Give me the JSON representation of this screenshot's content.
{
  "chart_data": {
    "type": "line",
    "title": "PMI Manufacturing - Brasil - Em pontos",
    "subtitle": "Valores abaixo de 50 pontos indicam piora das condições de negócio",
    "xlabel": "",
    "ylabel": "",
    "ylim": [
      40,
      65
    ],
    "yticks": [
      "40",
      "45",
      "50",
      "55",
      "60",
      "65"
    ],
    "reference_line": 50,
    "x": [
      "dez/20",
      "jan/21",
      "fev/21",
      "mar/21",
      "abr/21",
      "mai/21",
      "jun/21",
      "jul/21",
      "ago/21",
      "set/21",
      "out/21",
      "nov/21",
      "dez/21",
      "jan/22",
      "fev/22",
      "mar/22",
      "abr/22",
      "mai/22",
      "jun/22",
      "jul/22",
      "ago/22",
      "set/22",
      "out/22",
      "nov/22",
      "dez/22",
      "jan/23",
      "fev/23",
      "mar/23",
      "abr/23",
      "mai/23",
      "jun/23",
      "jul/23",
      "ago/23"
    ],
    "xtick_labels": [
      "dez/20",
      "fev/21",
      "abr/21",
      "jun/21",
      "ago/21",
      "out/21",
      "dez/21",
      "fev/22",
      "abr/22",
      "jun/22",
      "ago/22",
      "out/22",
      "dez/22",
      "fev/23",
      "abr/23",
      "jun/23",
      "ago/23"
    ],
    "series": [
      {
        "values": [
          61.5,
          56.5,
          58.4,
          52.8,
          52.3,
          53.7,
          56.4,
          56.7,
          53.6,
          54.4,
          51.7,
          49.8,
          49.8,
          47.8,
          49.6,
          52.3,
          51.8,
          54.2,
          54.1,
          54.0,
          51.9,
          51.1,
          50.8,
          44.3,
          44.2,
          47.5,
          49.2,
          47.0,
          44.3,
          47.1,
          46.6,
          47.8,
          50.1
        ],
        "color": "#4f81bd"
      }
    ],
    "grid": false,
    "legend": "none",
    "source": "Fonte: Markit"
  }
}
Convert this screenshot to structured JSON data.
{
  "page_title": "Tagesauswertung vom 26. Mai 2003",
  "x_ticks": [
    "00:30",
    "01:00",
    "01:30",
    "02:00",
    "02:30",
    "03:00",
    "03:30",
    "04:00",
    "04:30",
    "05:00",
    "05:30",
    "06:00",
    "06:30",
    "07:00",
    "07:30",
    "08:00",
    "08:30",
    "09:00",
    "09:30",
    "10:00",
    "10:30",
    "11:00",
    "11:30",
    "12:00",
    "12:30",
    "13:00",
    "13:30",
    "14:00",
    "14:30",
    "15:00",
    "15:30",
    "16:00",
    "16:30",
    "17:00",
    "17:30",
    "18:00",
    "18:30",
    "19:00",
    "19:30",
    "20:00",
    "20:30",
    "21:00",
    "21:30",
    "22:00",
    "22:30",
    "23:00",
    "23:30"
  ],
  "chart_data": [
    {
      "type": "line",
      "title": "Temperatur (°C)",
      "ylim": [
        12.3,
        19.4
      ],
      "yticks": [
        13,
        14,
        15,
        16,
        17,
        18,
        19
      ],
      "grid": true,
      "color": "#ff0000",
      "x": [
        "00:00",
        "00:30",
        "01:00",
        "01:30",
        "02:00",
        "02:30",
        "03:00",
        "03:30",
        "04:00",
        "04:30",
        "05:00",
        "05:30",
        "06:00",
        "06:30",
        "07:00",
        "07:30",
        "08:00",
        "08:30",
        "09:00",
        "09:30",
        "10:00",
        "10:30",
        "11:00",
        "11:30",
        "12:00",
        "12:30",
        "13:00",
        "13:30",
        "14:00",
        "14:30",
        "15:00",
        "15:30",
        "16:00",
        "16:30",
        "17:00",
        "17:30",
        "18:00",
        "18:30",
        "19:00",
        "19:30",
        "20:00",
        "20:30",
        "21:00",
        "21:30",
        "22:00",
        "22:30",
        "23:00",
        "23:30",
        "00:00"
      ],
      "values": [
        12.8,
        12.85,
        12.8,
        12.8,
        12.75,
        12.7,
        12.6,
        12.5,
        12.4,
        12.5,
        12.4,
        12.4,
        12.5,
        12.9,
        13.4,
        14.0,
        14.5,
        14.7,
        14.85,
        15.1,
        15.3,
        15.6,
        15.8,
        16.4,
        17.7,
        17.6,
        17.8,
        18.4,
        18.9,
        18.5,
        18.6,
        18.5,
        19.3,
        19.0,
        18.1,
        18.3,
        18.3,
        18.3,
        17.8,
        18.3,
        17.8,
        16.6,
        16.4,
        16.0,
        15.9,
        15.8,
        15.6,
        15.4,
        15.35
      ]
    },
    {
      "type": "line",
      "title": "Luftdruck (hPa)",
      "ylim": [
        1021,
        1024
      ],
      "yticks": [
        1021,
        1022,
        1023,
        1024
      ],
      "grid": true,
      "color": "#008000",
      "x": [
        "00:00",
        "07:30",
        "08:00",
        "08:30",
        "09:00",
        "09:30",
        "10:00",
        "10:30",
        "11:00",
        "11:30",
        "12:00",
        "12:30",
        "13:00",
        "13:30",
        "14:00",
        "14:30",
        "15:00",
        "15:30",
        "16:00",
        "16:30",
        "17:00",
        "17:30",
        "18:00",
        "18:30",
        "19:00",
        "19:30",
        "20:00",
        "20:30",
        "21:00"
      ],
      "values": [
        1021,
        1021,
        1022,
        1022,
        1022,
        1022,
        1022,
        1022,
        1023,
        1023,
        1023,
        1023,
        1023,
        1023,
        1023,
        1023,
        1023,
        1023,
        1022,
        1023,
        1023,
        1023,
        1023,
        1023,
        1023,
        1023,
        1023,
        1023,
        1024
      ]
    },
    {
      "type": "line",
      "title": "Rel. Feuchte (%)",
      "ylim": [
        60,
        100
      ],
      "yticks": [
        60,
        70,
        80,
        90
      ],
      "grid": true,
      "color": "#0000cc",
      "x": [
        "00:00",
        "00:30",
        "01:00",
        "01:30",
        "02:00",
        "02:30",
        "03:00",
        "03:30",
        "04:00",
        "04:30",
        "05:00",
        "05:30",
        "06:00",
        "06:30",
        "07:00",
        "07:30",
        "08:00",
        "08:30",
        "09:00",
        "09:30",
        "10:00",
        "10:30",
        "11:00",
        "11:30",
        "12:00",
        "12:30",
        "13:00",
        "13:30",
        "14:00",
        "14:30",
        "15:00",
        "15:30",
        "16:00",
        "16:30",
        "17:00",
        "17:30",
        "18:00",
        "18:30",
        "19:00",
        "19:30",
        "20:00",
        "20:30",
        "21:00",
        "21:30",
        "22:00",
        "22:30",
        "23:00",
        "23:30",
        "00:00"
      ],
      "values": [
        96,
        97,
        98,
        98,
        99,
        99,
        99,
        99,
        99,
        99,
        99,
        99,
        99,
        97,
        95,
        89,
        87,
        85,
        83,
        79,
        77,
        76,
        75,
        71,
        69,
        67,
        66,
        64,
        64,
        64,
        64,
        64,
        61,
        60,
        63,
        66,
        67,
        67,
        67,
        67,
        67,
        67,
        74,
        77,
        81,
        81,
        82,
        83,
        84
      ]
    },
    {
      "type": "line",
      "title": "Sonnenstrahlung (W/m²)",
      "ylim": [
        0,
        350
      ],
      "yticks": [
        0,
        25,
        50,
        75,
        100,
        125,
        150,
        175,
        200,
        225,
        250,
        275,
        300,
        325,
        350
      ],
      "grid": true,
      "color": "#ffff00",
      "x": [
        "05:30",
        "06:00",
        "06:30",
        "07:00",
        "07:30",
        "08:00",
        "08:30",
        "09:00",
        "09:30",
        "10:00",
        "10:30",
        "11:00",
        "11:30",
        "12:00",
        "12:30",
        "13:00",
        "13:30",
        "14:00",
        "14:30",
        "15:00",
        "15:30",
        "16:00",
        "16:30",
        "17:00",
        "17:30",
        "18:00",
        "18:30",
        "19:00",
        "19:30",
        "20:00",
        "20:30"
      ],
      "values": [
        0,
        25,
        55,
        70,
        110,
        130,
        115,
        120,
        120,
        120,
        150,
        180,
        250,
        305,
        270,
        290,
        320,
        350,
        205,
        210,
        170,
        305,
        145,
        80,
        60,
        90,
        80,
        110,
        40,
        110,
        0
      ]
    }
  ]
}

TASK
Scan the material above. Copy each line where "this" occurs.

SOLVED PROBLEM
Give me the JSON representation of this screenshot's content.
Convert this screenshot to structured JSON data.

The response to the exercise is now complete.